TASK TO CARRY OUT:
In the records below, pick out all lines containing the word "身份证号码".

TASK INPUT:
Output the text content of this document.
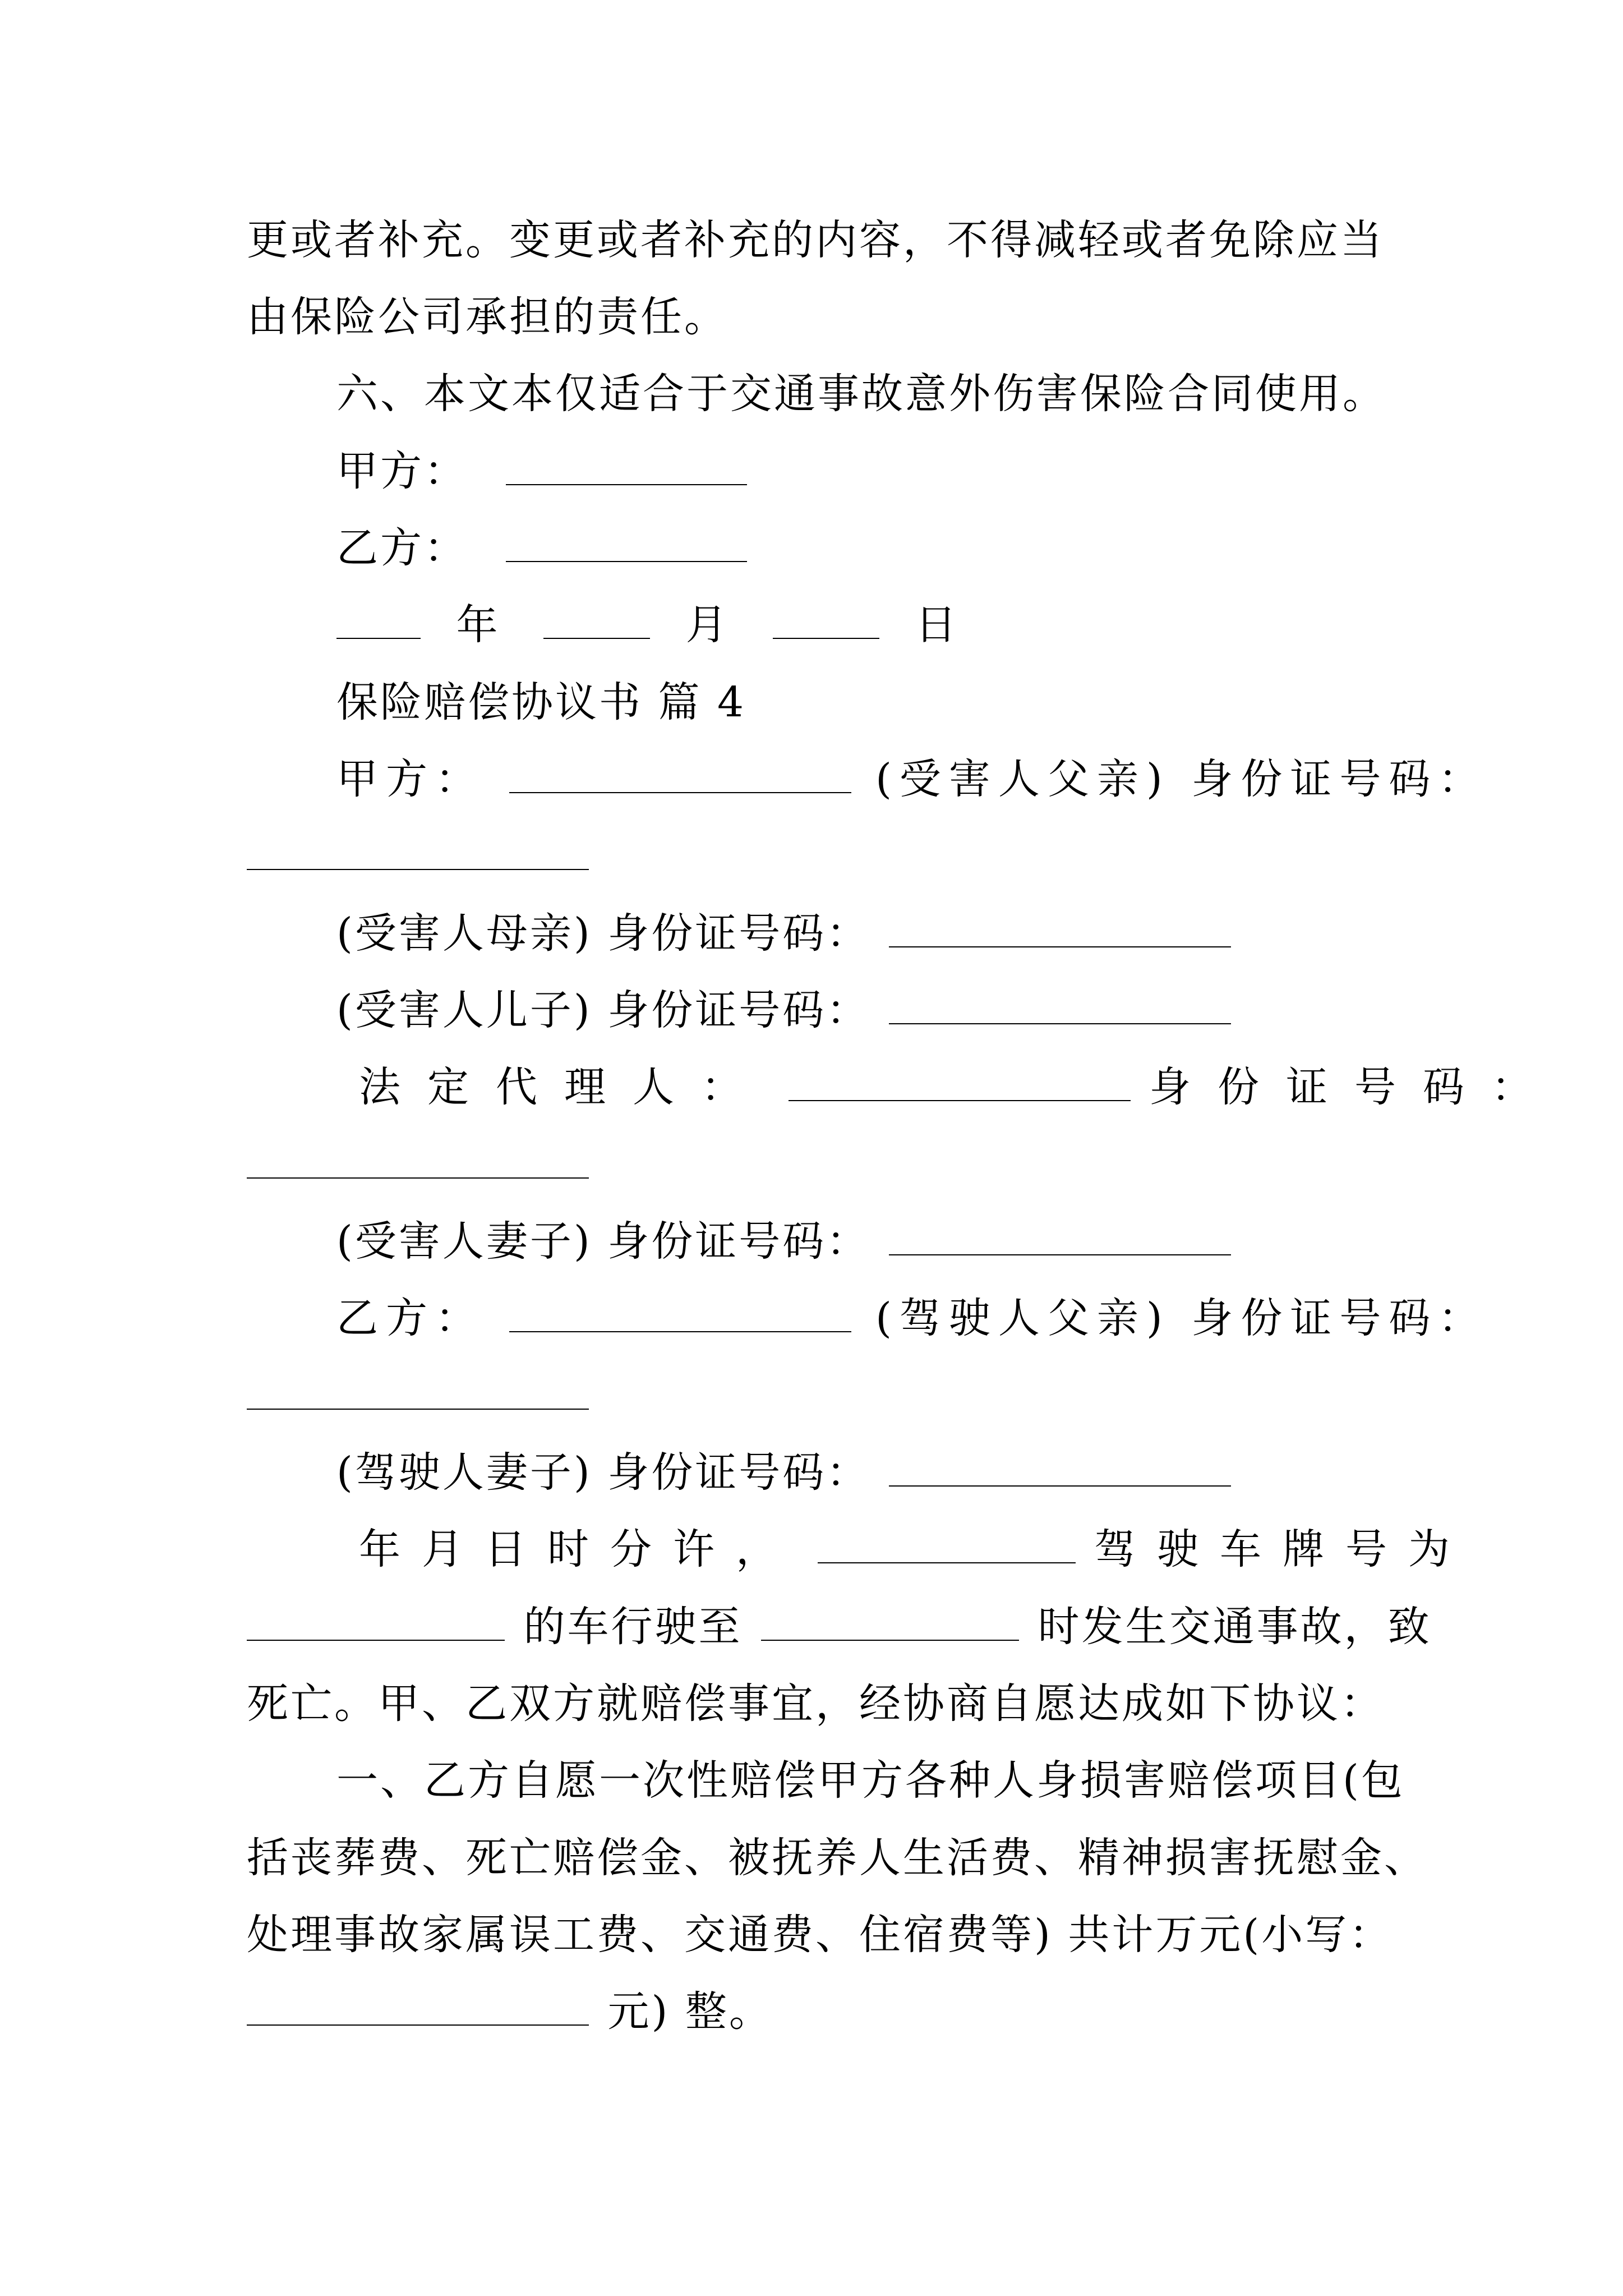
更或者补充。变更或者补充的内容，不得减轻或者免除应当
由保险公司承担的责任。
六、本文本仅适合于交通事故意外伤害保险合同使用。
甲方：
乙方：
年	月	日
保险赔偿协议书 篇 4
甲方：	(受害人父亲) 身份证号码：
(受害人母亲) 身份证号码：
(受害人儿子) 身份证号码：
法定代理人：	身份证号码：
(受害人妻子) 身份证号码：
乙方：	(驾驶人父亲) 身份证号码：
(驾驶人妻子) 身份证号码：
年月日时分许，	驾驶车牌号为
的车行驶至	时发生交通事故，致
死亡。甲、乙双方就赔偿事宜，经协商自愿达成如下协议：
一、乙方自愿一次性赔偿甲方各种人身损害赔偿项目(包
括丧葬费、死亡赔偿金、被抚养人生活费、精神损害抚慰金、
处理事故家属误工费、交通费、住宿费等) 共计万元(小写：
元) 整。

TASK OUTPUT:
甲方：	(受害人父亲) 身份证号码：
(受害人母亲) 身份证号码：
(受害人儿子) 身份证号码：
法定代理人：	身份证号码：
(受害人妻子) 身份证号码：
乙方：	(驾驶人父亲) 身份证号码：
(驾驶人妻子) 身份证号码：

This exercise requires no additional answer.